Dataset listings of figures
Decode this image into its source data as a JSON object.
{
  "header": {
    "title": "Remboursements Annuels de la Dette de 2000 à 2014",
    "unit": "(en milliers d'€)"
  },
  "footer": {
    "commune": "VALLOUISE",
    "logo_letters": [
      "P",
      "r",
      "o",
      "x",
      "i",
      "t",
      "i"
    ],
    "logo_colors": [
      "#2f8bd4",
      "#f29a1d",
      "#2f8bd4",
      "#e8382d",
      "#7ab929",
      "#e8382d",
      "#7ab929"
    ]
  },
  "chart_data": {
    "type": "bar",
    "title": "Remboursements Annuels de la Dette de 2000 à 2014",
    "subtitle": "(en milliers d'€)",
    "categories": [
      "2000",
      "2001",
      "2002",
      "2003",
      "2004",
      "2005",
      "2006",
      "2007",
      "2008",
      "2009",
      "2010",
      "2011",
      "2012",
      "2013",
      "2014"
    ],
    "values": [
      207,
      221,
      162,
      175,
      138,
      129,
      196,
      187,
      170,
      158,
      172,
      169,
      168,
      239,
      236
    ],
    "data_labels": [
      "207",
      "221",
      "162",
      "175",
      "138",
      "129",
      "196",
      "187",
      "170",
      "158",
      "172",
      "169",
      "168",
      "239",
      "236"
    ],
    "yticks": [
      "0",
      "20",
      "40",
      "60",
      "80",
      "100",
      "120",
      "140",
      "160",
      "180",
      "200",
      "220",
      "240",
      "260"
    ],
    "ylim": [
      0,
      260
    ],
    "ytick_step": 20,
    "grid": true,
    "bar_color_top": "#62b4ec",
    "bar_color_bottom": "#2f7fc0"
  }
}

Task directions
Reproduce every line of the data verbatim.

Expected answer
Decode this image into its source data as a JSON object.
{
  "header": {
    "title": "Remboursements Annuels de la Dette de 2000 à 2014",
    "unit": "(en milliers d'€)"
  },
  "footer": {
    "commune": "VALLOUISE",
    "logo_letters": [
      "P",
      "r",
      "o",
      "x",
      "i",
      "t",
      "i"
    ],
    "logo_colors": [
      "#2f8bd4",
      "#f29a1d",
      "#2f8bd4",
      "#e8382d",
      "#7ab929",
      "#e8382d",
      "#7ab929"
    ]
  },
  "chart_data": {
    "type": "bar",
    "title": "Remboursements Annuels de la Dette de 2000 à 2014",
    "subtitle": "(en milliers d'€)",
    "categories": [
      "2000",
      "2001",
      "2002",
      "2003",
      "2004",
      "2005",
      "2006",
      "2007",
      "2008",
      "2009",
      "2010",
      "2011",
      "2012",
      "2013",
      "2014"
    ],
    "values": [
      207,
      221,
      162,
      175,
      138,
      129,
      196,
      187,
      170,
      158,
      172,
      169,
      168,
      239,
      236
    ],
    "data_labels": [
      "207",
      "221",
      "162",
      "175",
      "138",
      "129",
      "196",
      "187",
      "170",
      "158",
      "172",
      "169",
      "168",
      "239",
      "236"
    ],
    "yticks": [
      "0",
      "20",
      "40",
      "60",
      "80",
      "100",
      "120",
      "140",
      "160",
      "180",
      "200",
      "220",
      "240",
      "260"
    ],
    "ylim": [
      0,
      260
    ],
    "ytick_step": 20,
    "grid": true,
    "bar_color_top": "#62b4ec",
    "bar_color_bottom": "#2f7fc0"
  }
}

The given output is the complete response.